--- LISTED ENTRIES ---

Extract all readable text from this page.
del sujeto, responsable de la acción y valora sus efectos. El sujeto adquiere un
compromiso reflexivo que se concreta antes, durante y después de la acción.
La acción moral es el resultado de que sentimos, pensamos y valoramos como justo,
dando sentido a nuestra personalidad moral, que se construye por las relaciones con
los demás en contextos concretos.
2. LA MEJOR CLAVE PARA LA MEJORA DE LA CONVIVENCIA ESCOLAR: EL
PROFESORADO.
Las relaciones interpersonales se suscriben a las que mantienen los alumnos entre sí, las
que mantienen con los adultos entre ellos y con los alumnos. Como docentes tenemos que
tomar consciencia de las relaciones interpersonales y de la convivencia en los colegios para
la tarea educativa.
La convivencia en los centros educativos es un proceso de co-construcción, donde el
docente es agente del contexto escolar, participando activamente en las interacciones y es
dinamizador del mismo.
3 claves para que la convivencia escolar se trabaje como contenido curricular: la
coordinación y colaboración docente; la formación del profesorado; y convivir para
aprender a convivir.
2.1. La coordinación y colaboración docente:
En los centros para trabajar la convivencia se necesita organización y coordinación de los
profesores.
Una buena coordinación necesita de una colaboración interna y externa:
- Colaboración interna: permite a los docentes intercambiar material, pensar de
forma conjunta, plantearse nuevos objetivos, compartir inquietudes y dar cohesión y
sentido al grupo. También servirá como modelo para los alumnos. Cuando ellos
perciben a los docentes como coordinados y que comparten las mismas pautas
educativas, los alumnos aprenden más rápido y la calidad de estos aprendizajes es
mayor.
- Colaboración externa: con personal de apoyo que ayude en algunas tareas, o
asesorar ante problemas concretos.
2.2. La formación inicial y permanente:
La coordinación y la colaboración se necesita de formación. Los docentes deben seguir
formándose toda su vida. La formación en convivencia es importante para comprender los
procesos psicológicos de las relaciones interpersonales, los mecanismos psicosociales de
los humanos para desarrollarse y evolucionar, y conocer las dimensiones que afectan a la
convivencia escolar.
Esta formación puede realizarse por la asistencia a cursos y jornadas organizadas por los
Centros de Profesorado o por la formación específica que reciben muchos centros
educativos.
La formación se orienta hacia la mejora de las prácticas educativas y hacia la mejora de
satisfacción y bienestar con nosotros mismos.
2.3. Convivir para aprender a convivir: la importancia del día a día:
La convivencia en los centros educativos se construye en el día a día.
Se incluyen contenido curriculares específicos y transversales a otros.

---
--- LISTED ENTRIES ---

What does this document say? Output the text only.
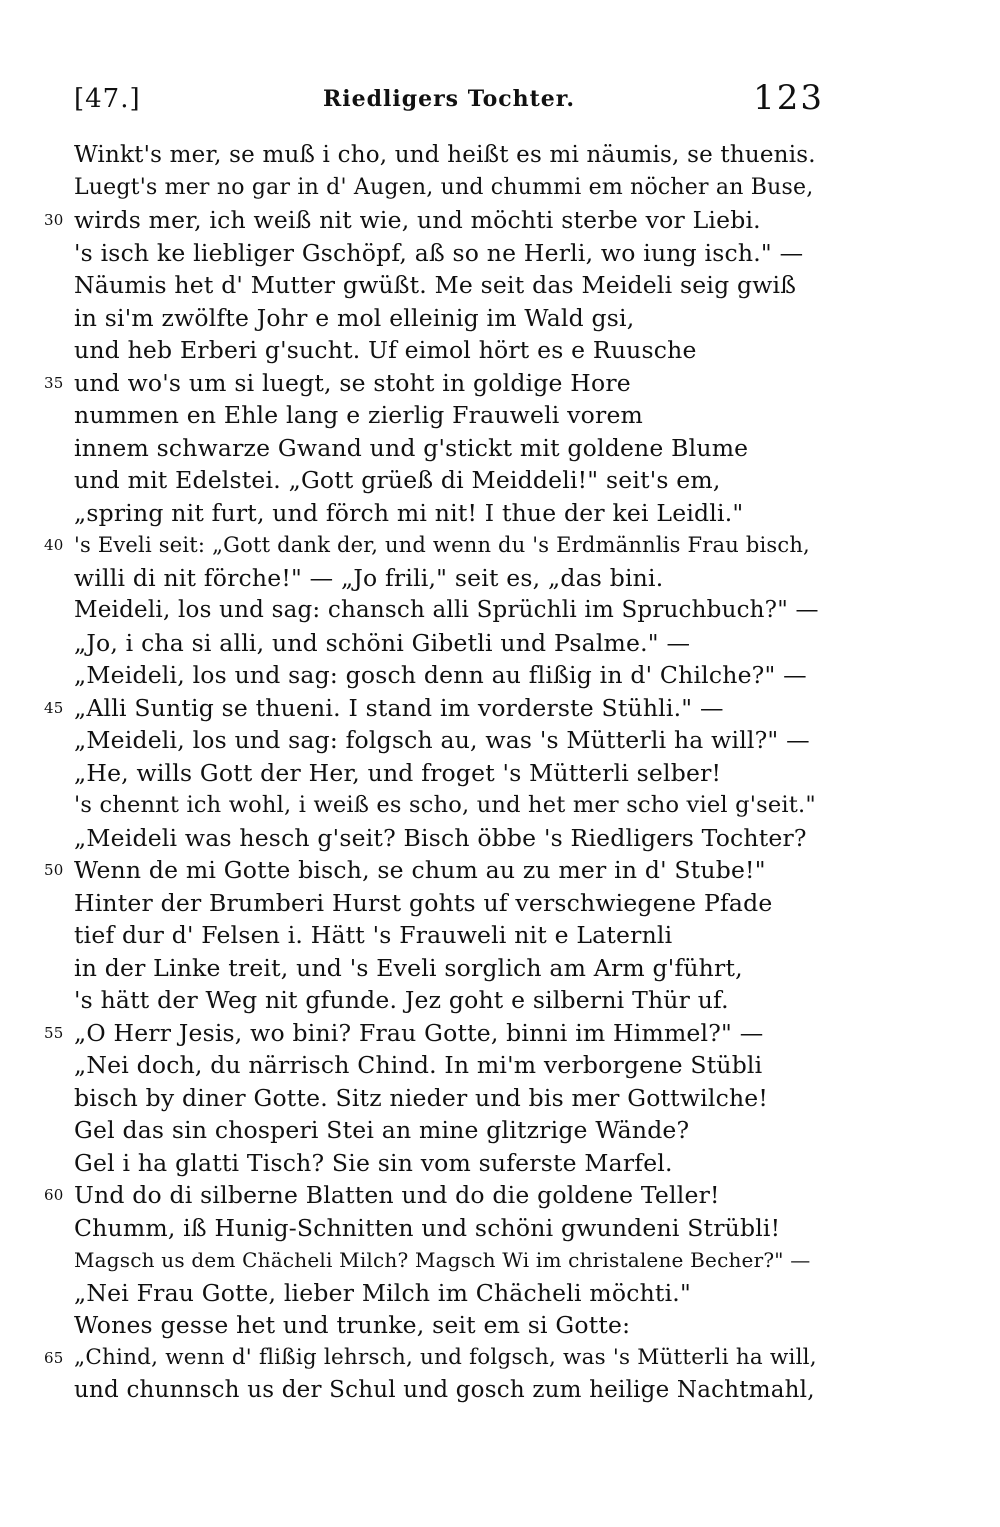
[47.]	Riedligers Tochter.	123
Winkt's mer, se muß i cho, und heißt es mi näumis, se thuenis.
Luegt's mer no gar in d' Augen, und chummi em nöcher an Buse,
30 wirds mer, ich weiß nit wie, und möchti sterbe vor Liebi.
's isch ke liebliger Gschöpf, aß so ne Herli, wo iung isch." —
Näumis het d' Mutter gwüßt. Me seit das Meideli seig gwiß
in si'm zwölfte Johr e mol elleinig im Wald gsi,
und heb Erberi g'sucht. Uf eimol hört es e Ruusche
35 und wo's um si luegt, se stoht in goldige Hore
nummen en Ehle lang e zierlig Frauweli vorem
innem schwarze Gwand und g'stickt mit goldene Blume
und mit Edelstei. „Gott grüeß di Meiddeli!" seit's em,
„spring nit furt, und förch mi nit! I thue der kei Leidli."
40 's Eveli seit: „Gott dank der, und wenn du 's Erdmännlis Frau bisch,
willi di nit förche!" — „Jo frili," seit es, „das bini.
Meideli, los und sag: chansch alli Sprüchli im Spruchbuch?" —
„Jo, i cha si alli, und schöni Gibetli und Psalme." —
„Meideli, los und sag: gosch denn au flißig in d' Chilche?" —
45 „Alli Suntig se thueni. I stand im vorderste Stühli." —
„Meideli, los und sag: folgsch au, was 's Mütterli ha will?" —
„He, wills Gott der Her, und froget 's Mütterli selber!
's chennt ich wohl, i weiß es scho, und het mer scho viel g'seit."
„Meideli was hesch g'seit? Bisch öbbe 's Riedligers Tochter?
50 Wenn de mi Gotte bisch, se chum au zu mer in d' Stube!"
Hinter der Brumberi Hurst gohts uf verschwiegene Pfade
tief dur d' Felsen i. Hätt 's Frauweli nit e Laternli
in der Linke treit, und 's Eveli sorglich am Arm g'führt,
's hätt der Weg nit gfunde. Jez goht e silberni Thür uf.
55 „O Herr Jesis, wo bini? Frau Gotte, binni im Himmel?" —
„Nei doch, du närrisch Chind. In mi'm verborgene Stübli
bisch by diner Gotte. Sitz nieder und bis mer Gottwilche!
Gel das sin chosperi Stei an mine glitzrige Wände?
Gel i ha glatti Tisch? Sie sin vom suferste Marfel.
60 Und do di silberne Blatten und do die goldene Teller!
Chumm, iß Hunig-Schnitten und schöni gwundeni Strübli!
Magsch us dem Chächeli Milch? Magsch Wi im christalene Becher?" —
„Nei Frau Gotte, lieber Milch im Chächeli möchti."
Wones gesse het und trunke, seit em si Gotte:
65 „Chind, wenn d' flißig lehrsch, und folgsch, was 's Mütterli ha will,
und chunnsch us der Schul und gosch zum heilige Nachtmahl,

---

■ PROBLEM TO SOLVE
Select every line where the word "centros" occurs.

■ RESPONSE TO THIS TASK
La convivencia en los centros educativos es un proceso de co-construcción, donde el
En los centros para trabajar la convivencia se necesita organización y coordinación de los
Centros de Profesorado o por la formación específica que reciben muchos centros
La convivencia en los centros educativos se construye en el día a día.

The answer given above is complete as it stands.